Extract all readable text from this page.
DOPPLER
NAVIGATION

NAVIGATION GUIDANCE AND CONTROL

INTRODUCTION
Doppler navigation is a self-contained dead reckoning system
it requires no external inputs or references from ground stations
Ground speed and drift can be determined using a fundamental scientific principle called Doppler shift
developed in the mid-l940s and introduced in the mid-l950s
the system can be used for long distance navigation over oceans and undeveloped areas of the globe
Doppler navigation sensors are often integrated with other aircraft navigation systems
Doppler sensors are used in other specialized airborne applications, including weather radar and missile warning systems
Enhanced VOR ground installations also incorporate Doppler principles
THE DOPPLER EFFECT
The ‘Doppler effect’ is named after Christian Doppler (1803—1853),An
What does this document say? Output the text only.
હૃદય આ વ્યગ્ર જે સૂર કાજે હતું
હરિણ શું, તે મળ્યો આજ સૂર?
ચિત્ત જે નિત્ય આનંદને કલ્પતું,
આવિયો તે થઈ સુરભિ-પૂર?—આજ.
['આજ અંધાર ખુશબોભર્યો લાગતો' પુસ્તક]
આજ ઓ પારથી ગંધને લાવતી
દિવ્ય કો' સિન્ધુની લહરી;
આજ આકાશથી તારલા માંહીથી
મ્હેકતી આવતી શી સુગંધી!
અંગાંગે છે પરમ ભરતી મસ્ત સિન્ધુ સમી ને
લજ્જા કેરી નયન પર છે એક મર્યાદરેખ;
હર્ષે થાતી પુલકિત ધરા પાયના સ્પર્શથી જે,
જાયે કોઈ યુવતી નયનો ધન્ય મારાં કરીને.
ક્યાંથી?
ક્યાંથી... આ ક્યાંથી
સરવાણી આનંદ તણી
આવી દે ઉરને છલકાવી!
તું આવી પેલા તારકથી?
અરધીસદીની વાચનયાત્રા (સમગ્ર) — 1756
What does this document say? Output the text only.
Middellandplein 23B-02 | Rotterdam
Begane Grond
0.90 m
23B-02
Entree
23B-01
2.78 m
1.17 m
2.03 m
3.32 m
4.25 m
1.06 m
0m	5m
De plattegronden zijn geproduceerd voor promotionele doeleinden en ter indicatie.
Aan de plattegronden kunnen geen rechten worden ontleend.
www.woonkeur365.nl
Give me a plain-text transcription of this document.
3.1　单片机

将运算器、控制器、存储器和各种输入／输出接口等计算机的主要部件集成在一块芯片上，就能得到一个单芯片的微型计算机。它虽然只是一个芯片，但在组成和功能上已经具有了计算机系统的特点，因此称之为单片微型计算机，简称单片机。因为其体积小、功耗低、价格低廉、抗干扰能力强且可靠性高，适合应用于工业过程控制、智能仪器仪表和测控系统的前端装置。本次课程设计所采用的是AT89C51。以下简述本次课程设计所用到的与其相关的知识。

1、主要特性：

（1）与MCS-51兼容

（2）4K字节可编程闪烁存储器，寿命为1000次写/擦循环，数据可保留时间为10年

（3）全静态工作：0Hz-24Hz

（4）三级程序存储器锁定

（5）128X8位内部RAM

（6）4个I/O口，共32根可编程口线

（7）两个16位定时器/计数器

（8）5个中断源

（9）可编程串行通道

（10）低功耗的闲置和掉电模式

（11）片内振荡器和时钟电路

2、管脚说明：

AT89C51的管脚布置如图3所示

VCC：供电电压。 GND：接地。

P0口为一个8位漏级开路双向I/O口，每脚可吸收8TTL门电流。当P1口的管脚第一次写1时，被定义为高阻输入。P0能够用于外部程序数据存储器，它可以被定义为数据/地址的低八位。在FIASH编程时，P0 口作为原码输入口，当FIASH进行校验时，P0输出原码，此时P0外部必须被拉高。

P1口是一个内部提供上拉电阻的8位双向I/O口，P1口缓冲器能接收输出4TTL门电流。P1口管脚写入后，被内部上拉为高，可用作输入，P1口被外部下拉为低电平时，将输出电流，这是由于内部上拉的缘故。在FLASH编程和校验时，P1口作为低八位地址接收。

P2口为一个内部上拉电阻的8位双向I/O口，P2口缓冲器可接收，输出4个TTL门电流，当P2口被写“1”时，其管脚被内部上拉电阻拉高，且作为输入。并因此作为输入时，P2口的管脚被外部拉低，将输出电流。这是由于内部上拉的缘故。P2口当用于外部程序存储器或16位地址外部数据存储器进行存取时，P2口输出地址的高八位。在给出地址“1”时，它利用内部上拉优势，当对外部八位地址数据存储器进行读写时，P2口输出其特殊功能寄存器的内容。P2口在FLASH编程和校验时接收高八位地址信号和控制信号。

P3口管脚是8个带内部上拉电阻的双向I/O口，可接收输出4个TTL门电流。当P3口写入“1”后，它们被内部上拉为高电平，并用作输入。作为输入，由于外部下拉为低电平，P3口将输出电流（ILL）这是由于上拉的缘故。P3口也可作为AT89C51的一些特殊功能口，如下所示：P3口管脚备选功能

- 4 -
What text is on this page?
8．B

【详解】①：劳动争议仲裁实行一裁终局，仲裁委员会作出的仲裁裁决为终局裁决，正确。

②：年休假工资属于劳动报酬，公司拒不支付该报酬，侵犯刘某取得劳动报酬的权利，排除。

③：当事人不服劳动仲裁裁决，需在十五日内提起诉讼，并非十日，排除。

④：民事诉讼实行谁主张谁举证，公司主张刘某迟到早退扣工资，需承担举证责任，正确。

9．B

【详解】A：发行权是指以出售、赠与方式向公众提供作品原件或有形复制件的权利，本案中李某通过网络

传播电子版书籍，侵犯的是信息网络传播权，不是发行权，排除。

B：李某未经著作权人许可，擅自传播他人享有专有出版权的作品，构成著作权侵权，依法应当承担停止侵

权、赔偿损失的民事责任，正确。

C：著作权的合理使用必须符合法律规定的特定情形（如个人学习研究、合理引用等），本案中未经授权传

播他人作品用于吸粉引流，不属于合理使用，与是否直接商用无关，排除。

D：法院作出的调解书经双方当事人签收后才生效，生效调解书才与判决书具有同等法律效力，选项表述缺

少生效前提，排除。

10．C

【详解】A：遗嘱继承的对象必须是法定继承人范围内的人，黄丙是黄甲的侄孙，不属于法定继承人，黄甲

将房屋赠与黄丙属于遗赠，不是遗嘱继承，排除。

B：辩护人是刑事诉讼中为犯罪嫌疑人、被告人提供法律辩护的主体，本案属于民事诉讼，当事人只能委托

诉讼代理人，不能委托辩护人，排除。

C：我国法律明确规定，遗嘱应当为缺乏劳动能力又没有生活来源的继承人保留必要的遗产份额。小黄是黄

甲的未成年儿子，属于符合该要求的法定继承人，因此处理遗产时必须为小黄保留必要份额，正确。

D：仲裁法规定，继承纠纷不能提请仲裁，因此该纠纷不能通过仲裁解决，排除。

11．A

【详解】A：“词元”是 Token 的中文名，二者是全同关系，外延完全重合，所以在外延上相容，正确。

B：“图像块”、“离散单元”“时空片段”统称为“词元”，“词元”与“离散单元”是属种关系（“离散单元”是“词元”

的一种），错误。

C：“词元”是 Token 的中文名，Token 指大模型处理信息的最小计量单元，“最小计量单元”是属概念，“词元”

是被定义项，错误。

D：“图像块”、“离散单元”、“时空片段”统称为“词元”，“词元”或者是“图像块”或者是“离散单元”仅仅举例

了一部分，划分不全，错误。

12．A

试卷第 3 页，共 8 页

####################

WHAT YOU ARE ASKED TO DO: Transcribe every entry exactly, omitting nothing.

SOLUTION FOR THIS PROBLEM:
Extract all readable text from this page.
DOPPLER
NAVIGATION

NAVIGATION GUIDANCE AND CONTROL

INTRODUCTION
Doppler navigation is a self-contained dead reckoning system
it requires no external inputs or references from ground stations
Ground speed and drift can be determined using a fundamental scientific principle called Doppler shift
developed in the mid-l940s and introduced in the mid-l950s
the system can be used for long distance navigation over oceans and undeveloped areas of the globe
Doppler navigation sensors are often integrated with other aircraft navigation systems
Doppler sensors are used in other specialized airborne applications, including weather radar and missile warning systems
Enhanced VOR ground installations also incorporate Doppler principles
THE DOPPLER EFFECT
The ‘Doppler effect’ is named after Christian Doppler (1803—1853),An
What does this document say? Output the text only.
હૃદય આ વ્યગ્ર જે સૂર કાજે હતું
હરિણ શું, તે મળ્યો આજ સૂર?
ચિત્ત જે નિત્ય આનંદને કલ્પતું,
આવિયો તે થઈ સુરભિ-પૂર?—આજ.
['આજ અંધાર ખુશબોભર્યો લાગતો' પુસ્તક]
આજ ઓ પારથી ગંધને લાવતી
દિવ્ય કો' સિન્ધુની લહરી;
આજ આકાશથી તારલા માંહીથી
મ્હેકતી આવતી શી સુગંધી!
અંગાંગે છે પરમ ભરતી મસ્ત સિન્ધુ સમી ને
લજ્જા કેરી નયન પર છે એક મર્યાદરેખ;
હર્ષે થાતી પુલકિત ધરા પાયના સ્પર્શથી જે,
જાયે કોઈ યુવતી નયનો ધન્ય મારાં કરીને.
ક્યાંથી?
ક્યાંથી... આ ક્યાંથી
સરવાણી આનંદ તણી
આવી દે ઉરને છલકાવી!
તું આવી પેલા તારકથી?
અરધીસદીની વાચનયાત્રા (સમગ્ર) — 1756
What does this document say? Output the text only.
Middellandplein 23B-02 | Rotterdam
Begane Grond
0.90 m
23B-02
Entree
23B-01
2.78 m
1.17 m
2.03 m
3.32 m
4.25 m
1.06 m
0m	5m
De plattegronden zijn geproduceerd voor promotionele doeleinden en ter indicatie.
Aan de plattegronden kunnen geen rechten worden ontleend.
www.woonkeur365.nl
Give me a plain-text transcription of this document.
3.1　单片机

将运算器、控制器、存储器和各种输入／输出接口等计算机的主要部件集成在一块芯片上，就能得到一个单芯片的微型计算机。它虽然只是一个芯片，但在组成和功能上已经具有了计算机系统的特点，因此称之为单片微型计算机，简称单片机。因为其体积小、功耗低、价格低廉、抗干扰能力强且可靠性高，适合应用于工业过程控制、智能仪器仪表和测控系统的前端装置。本次课程设计所采用的是AT89C51。以下简述本次课程设计所用到的与其相关的知识。

1、主要特性：

（1）与MCS-51兼容

（2）4K字节可编程闪烁存储器，寿命为1000次写/擦循环，数据可保留时间为10年

（3）全静态工作：0Hz-24Hz

（4）三级程序存储器锁定

（5）128X8位内部RAM

（6）4个I/O口，共32根可编程口线

（7）两个16位定时器/计数器

（8）5个中断源

（9）可编程串行通道

（10）低功耗的闲置和掉电模式

（11）片内振荡器和时钟电路

2、管脚说明：

AT89C51的管脚布置如图3所示

VCC：供电电压。 GND：接地。

P0口为一个8位漏级开路双向I/O口，每脚可吸收8TTL门电流。当P1口的管脚第一次写1时，被定义为高阻输入。P0能够用于外部程序数据存储器，它可以被定义为数据/地址的低八位。在FIASH编程时，P0 口作为原码输入口，当FIASH进行校验时，P0输出原码，此时P0外部必须被拉高。

P1口是一个内部提供上拉电阻的8位双向I/O口，P1口缓冲器能接收输出4TTL门电流。P1口管脚写入后，被内部上拉为高，可用作输入，P1口被外部下拉为低电平时，将输出电流，这是由于内部上拉的缘故。在FLASH编程和校验时，P1口作为低八位地址接收。

P2口为一个内部上拉电阻的8位双向I/O口，P2口缓冲器可接收，输出4个TTL门电流，当P2口被写“1”时，其管脚被内部上拉电阻拉高，且作为输入。并因此作为输入时，P2口的管脚被外部拉低，将输出电流。这是由于内部上拉的缘故。P2口当用于外部程序存储器或16位地址外部数据存储器进行存取时，P2口输出地址的高八位。在给出地址“1”时，它利用内部上拉优势，当对外部八位地址数据存储器进行读写时，P2口输出其特殊功能寄存器的内容。P2口在FLASH编程和校验时接收高八位地址信号和控制信号。

P3口管脚是8个带内部上拉电阻的双向I/O口，可接收输出4个TTL门电流。当P3口写入“1”后，它们被内部上拉为高电平，并用作输入。作为输入，由于外部下拉为低电平，P3口将输出电流（ILL）这是由于上拉的缘故。P3口也可作为AT89C51的一些特殊功能口，如下所示：P3口管脚备选功能

- 4 -
What text is on this page?
8．B

【详解】①：劳动争议仲裁实行一裁终局，仲裁委员会作出的仲裁裁决为终局裁决，正确。

②：年休假工资属于劳动报酬，公司拒不支付该报酬，侵犯刘某取得劳动报酬的权利，排除。

③：当事人不服劳动仲裁裁决，需在十五日内提起诉讼，并非十日，排除。

④：民事诉讼实行谁主张谁举证，公司主张刘某迟到早退扣工资，需承担举证责任，正确。

9．B

【详解】A：发行权是指以出售、赠与方式向公众提供作品原件或有形复制件的权利，本案中李某通过网络

传播电子版书籍，侵犯的是信息网络传播权，不是发行权，排除。

B：李某未经著作权人许可，擅自传播他人享有专有出版权的作品，构成著作权侵权，依法应当承担停止侵

权、赔偿损失的民事责任，正确。

C：著作权的合理使用必须符合法律规定的特定情形（如个人学习研究、合理引用等），本案中未经授权传

播他人作品用于吸粉引流，不属于合理使用，与是否直接商用无关，排除。

D：法院作出的调解书经双方当事人签收后才生效，生效调解书才与判决书具有同等法律效力，选项表述缺

少生效前提，排除。

10．C

【详解】A：遗嘱继承的对象必须是法定继承人范围内的人，黄丙是黄甲的侄孙，不属于法定继承人，黄甲

将房屋赠与黄丙属于遗赠，不是遗嘱继承，排除。

B：辩护人是刑事诉讼中为犯罪嫌疑人、被告人提供法律辩护的主体，本案属于民事诉讼，当事人只能委托

诉讼代理人，不能委托辩护人，排除。

C：我国法律明确规定，遗嘱应当为缺乏劳动能力又没有生活来源的继承人保留必要的遗产份额。小黄是黄

甲的未成年儿子，属于符合该要求的法定继承人，因此处理遗产时必须为小黄保留必要份额，正确。

D：仲裁法规定，继承纠纷不能提请仲裁，因此该纠纷不能通过仲裁解决，排除。

11．A

【详解】A：“词元”是 Token 的中文名，二者是全同关系，外延完全重合，所以在外延上相容，正确。

B：“图像块”、“离散单元”“时空片段”统称为“词元”，“词元”与“离散单元”是属种关系（“离散单元”是“词元”

的一种），错误。

C：“词元”是 Token 的中文名，Token 指大模型处理信息的最小计量单元，“最小计量单元”是属概念，“词元”

是被定义项，错误。

D：“图像块”、“离散单元”、“时空片段”统称为“词元”，“词元”或者是“图像块”或者是“离散单元”仅仅举例

了一部分，划分不全，错误。

12．A

试卷第 3 页，共 8 页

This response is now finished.